## START
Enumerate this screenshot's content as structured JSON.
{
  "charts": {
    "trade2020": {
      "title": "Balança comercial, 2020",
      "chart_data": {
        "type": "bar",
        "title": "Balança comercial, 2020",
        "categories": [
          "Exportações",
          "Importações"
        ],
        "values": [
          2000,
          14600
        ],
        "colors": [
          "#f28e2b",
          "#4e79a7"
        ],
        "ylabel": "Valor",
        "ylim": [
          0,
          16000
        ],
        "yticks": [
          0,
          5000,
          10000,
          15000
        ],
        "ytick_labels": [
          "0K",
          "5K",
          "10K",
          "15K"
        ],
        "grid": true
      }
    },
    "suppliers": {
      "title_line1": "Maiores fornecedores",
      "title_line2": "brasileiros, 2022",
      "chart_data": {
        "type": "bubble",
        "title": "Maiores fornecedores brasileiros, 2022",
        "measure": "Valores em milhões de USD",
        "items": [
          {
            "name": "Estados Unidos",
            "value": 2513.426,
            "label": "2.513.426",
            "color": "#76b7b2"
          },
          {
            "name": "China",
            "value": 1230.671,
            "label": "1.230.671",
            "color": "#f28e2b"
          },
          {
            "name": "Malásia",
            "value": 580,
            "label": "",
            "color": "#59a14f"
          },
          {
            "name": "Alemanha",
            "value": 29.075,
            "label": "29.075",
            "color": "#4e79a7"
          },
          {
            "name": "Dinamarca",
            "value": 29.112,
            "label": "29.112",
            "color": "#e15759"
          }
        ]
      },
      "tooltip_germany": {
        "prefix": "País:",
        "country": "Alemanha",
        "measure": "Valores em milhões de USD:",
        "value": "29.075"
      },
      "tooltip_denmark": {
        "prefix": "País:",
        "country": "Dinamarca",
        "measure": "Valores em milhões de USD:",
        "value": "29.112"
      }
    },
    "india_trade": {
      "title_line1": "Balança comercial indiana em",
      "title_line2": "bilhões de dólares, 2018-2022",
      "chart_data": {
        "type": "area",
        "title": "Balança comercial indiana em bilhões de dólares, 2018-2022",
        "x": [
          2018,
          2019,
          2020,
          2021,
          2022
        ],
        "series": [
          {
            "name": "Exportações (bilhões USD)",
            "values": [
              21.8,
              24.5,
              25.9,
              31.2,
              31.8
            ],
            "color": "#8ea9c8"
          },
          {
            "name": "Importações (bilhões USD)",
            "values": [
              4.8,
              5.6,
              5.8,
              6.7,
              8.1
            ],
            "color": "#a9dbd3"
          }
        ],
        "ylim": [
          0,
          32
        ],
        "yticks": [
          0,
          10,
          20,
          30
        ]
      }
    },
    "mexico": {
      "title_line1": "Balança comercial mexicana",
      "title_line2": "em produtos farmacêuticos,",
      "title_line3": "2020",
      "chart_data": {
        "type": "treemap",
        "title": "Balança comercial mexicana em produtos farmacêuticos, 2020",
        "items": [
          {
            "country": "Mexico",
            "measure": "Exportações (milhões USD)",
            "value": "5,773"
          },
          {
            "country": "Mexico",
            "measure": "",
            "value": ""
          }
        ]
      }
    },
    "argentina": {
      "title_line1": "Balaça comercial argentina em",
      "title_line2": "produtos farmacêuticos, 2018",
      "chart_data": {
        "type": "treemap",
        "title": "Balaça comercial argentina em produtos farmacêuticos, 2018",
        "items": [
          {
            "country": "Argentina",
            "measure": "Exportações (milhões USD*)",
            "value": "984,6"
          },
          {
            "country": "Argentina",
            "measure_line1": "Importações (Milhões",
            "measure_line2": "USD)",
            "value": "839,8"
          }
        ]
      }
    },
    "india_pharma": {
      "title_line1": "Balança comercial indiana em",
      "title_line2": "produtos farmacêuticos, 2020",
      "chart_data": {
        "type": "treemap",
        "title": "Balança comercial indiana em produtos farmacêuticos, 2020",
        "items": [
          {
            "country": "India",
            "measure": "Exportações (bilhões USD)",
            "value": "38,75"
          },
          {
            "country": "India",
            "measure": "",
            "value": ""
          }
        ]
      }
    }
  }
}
## END
Each record must be repeated exactly as it is.

Enumerate this screenshot's content as structured JSON.
{
  "charts": {
    "trade2020": {
      "title": "Balança comercial, 2020",
      "chart_data": {
        "type": "bar",
        "title": "Balança comercial, 2020",
        "categories": [
          "Exportações",
          "Importações"
        ],
        "values": [
          2000,
          14600
        ],
        "colors": [
          "#f28e2b",
          "#4e79a7"
        ],
        "ylabel": "Valor",
        "ylim": [
          0,
          16000
        ],
        "yticks": [
          0,
          5000,
          10000,
          15000
        ],
        "ytick_labels": [
          "0K",
          "5K",
          "10K",
          "15K"
        ],
        "grid": true
      }
    },
    "suppliers": {
      "title_line1": "Maiores fornecedores",
      "title_line2": "brasileiros, 2022",
      "chart_data": {
        "type": "bubble",
        "title": "Maiores fornecedores brasileiros, 2022",
        "measure": "Valores em milhões de USD",
        "items": [
          {
            "name": "Estados Unidos",
            "value": 2513.426,
            "label": "2.513.426",
            "color": "#76b7b2"
          },
          {
            "name": "China",
            "value": 1230.671,
            "label": "1.230.671",
            "color": "#f28e2b"
          },
          {
            "name": "Malásia",
            "value": 580,
            "label": "",
            "color": "#59a14f"
          },
          {
            "name": "Alemanha",
            "value": 29.075,
            "label": "29.075",
            "color": "#4e79a7"
          },
          {
            "name": "Dinamarca",
            "value": 29.112,
            "label": "29.112",
            "color": "#e15759"
          }
        ]
      },
      "tooltip_germany": {
        "prefix": "País:",
        "country": "Alemanha",
        "measure": "Valores em milhões de USD:",
        "value": "29.075"
      },
      "tooltip_denmark": {
        "prefix": "País:",
        "country": "Dinamarca",
        "measure": "Valores em milhões de USD:",
        "value": "29.112"
      }
    },
    "india_trade": {
      "title_line1": "Balança comercial indiana em",
      "title_line2": "bilhões de dólares, 2018-2022",
      "chart_data": {
        "type": "area",
        "title": "Balança comercial indiana em bilhões de dólares, 2018-2022",
        "x": [
          2018,
          2019,
          2020,
          2021,
          2022
        ],
        "series": [
          {
            "name": "Exportações (bilhões USD)",
            "values": [
              21.8,
              24.5,
              25.9,
              31.2,
              31.8
            ],
            "color": "#8ea9c8"
          },
          {
            "name": "Importações (bilhões USD)",
            "values": [
              4.8,
              5.6,
              5.8,
              6.7,
              8.1
            ],
            "color": "#a9dbd3"
          }
        ],
        "ylim": [
          0,
          32
        ],
        "yticks": [
          0,
          10,
          20,
          30
        ]
      }
    },
    "mexico": {
      "title_line1": "Balança comercial mexicana",
      "title_line2": "em produtos farmacêuticos,",
      "title_line3": "2020",
      "chart_data": {
        "type": "treemap",
        "title": "Balança comercial mexicana em produtos farmacêuticos, 2020",
        "items": [
          {
            "country": "Mexico",
            "measure": "Exportações (milhões USD)",
            "value": "5,773"
          },
          {
            "country": "Mexico",
            "measure": "",
            "value": ""
          }
        ]
      }
    },
    "argentina": {
      "title_line1": "Balaça comercial argentina em",
      "title_line2": "produtos farmacêuticos, 2018",
      "chart_data": {
        "type": "treemap",
        "title": "Balaça comercial argentina em produtos farmacêuticos, 2018",
        "items": [
          {
            "country": "Argentina",
            "measure": "Exportações (milhões USD*)",
            "value": "984,6"
          },
          {
            "country": "Argentina",
            "measure_line1": "Importações (Milhões",
            "measure_line2": "USD)",
            "value": "839,8"
          }
        ]
      }
    },
    "india_pharma": {
      "title_line1": "Balança comercial indiana em",
      "title_line2": "produtos farmacêuticos, 2020",
      "chart_data": {
        "type": "treemap",
        "title": "Balança comercial indiana em produtos farmacêuticos, 2020",
        "items": [
          {
            "country": "India",
            "measure": "Exportações (bilhões USD)",
            "value": "38,75"
          },
          {
            "country": "India",
            "measure": "",
            "value": ""
          }
        ]
      }
    }
  }
}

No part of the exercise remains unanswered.